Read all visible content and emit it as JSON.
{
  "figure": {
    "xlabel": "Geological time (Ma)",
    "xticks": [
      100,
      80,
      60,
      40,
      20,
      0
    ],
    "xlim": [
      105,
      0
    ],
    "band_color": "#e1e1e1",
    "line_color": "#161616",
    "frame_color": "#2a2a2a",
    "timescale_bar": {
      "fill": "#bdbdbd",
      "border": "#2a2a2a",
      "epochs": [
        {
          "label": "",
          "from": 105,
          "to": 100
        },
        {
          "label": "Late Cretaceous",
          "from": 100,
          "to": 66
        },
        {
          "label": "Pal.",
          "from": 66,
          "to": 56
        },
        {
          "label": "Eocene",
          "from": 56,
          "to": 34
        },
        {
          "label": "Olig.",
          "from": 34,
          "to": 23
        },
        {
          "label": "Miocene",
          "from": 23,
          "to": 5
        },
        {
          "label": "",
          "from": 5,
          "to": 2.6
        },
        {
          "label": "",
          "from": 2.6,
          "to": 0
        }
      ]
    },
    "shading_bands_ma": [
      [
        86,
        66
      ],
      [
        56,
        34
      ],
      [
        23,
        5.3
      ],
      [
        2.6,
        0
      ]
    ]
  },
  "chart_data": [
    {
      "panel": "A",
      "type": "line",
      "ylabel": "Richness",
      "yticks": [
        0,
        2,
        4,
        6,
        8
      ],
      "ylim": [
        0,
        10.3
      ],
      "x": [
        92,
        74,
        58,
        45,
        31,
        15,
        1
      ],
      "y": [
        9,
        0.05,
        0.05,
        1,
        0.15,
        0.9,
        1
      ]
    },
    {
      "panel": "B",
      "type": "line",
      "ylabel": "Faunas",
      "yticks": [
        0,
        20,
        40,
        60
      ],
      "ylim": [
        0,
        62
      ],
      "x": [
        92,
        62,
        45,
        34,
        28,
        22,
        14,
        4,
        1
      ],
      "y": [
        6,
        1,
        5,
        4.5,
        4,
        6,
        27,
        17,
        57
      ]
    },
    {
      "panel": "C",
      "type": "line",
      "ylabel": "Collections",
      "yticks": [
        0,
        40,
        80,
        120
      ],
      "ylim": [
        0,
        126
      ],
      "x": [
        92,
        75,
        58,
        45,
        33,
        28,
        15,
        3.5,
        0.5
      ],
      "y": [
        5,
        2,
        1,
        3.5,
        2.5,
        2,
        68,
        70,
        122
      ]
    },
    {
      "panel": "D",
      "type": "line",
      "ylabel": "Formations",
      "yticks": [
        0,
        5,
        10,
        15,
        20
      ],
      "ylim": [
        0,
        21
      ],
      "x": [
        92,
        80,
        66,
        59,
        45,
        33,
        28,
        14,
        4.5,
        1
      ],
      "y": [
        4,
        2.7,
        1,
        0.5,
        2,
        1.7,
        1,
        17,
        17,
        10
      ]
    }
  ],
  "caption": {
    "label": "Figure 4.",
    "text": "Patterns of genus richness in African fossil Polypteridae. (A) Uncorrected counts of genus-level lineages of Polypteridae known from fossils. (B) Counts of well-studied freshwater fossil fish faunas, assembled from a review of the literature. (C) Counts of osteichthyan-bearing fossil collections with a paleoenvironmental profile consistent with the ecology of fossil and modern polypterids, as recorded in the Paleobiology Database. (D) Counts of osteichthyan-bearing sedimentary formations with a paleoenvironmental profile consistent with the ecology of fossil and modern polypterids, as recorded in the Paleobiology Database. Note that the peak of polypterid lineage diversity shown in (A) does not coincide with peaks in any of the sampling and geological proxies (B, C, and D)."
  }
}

■ What you have to do
Extract every line from the records above that contains the word "ylabel".

■ Result of the exercise
      "ylabel": "Richness",
      "ylabel": "Faunas",
      "ylabel": "Collections",
      "ylabel": "Formations",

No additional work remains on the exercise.